** Data provided **
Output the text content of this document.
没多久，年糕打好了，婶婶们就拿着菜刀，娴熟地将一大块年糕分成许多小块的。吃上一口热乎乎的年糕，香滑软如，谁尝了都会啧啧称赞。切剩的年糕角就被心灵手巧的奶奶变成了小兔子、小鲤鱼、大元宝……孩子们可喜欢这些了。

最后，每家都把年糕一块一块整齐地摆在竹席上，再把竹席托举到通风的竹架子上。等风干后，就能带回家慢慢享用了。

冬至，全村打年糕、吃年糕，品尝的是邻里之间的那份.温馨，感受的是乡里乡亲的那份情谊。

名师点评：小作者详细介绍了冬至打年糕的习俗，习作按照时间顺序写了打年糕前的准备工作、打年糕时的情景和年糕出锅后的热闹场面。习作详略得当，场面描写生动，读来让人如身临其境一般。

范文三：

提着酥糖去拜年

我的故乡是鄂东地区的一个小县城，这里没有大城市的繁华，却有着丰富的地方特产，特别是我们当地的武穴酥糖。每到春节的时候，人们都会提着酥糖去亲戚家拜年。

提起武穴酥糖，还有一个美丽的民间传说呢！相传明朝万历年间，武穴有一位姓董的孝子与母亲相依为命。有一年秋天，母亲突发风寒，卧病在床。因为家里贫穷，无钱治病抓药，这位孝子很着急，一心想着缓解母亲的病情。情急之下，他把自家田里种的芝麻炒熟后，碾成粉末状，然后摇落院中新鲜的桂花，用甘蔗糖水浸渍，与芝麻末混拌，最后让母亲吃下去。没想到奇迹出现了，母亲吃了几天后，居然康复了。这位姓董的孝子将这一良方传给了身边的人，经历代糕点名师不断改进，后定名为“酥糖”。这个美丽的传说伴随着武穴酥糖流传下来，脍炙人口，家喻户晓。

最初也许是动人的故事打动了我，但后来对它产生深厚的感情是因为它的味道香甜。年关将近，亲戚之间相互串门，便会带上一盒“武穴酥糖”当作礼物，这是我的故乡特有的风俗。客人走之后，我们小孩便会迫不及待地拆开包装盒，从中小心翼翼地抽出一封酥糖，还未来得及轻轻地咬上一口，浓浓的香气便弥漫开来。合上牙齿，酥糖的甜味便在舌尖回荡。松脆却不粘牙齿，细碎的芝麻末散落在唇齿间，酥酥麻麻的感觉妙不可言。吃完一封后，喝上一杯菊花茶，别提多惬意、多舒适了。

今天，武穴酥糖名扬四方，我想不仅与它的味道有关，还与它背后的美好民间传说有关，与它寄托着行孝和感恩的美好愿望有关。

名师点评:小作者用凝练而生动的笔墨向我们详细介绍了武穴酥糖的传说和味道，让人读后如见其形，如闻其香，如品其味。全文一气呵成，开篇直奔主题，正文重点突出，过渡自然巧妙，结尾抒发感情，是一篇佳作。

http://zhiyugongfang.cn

** Work to complete **
Only lines that contain the word "名师点评" are wanted; copy each of them.

** Response to this task **
名师点评：小作者详细介绍了冬至打年糕的习俗，习作按照时间顺序写了打年糕前的准备工作、打年糕时的情景和年糕出锅后的热闹场面。习作详略得当，场面描写生动，读来让人如身临其境一般。
名师点评:小作者用凝练而生动的笔墨向我们详细介绍了武穴酥糖的传说和味道，让人读后如见其形，如闻其香，如品其味。全文一气呵成，开篇直奔主题，正文重点突出，过渡自然巧妙，结尾抒发感情，是一篇佳作。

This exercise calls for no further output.